Le label chicagoan Hefty s’est spécialisé dans un genre audacieux : la rencontre entre la pop-rock (couplets-refrains chantés) et l’electronica la plus GRM-sophistiquée, au service d’une musique visant le public non seulement indépendant, mais aussi mainstream si possible. Telefon Tel Aviv serait ainsi au rock un peu ce que Jay-Z est au rap et Basement Jaxx à l’electro-house : poussant la sophistication de la production jusque dans le plus inframince détail, pour une musique mutante et baroque. Malheureusement, comme leurs confrères de références, le duo formé par Charles Cooper et Joshua Eustis, pêche aussi bien souvent par excès, et si ce nouvel album, Map of what is effortless, est évidemment une merveille en terme de production, il est bien souvent une horreur en terme de mélodies, de chansons, simplement de mauvais goût.

---*---

▶ CONSIGNE DONNÉE A: Recopiez l'extrait mot pour mot, en partant de « Le label chicagoan » et en allant jusqu'à « de mauvais goût. ».
▶ CONSIGNE DONNÉE B: Donnez tous les genres musicaux cités dans l'extrait.
▶ CONSIGNE DONNÉE C:
Répondez à ces questions à partir de l'extrait :
(i) Quel est le nom du label ?
(ii) Qui forme le duo ?
(iii) Quel est le titre du nouvel album ?

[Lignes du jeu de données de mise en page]
---*---

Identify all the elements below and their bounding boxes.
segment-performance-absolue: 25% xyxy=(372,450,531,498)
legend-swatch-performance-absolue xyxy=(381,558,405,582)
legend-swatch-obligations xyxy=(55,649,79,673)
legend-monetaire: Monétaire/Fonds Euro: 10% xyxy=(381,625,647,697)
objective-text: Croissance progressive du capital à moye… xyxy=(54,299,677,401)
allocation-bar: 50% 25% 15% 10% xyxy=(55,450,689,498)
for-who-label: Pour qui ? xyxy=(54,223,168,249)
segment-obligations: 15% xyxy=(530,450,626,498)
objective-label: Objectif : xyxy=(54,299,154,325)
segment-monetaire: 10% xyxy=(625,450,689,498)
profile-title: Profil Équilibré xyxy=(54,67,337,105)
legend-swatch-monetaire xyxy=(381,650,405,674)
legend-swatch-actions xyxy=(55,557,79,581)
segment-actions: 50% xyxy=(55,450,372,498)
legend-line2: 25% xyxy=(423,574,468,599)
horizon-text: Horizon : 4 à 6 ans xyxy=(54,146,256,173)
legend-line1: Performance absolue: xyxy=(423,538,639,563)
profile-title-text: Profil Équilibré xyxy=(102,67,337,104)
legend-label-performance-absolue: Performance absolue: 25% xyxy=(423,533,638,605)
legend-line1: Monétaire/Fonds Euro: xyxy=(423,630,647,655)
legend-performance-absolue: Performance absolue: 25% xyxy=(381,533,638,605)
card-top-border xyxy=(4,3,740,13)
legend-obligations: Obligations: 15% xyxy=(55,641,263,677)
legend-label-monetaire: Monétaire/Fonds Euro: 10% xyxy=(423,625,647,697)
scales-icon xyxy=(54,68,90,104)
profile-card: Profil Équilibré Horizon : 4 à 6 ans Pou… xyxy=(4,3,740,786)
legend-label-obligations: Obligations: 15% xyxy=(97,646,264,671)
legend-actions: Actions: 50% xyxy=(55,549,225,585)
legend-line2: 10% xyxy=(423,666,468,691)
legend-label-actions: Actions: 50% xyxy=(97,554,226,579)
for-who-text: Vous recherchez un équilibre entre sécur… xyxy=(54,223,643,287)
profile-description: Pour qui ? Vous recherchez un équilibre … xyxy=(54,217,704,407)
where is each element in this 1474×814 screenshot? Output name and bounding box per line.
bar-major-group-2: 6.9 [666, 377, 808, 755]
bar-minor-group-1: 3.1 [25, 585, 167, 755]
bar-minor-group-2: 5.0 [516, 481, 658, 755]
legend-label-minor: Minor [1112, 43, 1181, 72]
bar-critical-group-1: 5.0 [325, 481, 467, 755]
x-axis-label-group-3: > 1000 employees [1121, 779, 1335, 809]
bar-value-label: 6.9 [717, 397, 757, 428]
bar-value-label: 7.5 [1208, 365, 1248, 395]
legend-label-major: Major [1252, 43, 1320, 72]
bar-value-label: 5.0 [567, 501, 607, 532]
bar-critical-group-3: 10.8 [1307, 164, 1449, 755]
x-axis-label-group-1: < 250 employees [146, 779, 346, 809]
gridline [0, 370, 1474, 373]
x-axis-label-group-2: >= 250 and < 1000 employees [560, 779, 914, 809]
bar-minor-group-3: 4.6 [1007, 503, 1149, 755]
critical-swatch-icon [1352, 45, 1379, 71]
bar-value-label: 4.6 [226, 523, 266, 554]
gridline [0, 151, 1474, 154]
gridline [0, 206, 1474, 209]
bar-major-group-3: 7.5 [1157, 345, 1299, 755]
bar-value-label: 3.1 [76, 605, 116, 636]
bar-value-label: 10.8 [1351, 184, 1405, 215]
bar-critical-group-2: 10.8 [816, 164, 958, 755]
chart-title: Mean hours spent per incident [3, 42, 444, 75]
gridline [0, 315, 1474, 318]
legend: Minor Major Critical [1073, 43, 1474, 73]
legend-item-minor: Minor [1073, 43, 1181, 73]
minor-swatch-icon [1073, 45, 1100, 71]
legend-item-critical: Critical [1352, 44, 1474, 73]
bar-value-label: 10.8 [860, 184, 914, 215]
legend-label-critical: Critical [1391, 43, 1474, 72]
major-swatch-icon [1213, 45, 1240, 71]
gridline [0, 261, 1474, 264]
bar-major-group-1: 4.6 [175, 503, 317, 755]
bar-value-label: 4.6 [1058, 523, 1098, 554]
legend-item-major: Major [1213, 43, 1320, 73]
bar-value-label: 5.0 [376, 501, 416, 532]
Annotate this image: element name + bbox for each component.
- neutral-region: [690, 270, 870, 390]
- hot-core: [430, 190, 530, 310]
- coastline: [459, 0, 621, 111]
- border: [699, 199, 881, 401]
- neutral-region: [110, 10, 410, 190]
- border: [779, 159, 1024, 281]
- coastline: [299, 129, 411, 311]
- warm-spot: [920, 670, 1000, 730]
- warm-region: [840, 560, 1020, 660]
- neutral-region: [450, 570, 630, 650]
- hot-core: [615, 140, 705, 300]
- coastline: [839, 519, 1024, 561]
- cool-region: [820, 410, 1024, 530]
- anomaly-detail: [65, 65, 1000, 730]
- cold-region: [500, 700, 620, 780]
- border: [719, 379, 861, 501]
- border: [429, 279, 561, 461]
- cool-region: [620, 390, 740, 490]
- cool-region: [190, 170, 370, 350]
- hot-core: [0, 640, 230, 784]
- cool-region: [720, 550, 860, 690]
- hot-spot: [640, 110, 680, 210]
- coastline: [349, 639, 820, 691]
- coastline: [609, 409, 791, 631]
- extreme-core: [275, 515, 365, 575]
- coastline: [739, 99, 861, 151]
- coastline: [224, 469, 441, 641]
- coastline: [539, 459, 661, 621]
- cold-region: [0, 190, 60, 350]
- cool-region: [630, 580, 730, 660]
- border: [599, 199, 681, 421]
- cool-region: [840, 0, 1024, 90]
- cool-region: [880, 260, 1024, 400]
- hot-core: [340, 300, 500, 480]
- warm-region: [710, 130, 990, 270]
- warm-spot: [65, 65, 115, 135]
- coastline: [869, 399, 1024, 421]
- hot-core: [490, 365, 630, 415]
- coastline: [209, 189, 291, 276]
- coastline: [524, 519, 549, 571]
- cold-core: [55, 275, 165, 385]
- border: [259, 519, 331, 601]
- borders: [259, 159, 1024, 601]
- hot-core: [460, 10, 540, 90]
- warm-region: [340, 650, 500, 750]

---*---

▶ RÉPONSE FINALE A:
Le label chicagoan Hefty s’est spécialisé dans un genre audacieux : la rencontre entre la pop-rock (couplets-refrains chantés) et l’electronica la plus GRM-sophistiquée, au service d’une musique visant le public non seulement indépendant, mais aussi mainstream si possible. Telefon Tel Aviv serait ainsi au rock un peu ce que Jay-Z est au rap et Basement Jaxx à l’electro-house : poussant la sophistication de la production jusque dans le plus inframince détail, pour une musique mutante et baroque. Malheureusement, comme leurs confrères de références, le duo formé par Charles Cooper et Joshua Eustis, pêche aussi bien souvent par excès, et si ce nouvel album, Map of what is effortless, est évidemment une merveille en terme de production, il est bien souvent une horreur en terme de mélodies, de chansons, simplement de mauvais goût.

▶ RÉPONSE FINALE B: pop-rock, electronica, rock, rap, electro-house

▶ RÉPONSE FINALE C:
(i) Hefty
(ii) Charles Cooper et Joshua Eustis
(iii) Map of what is effortless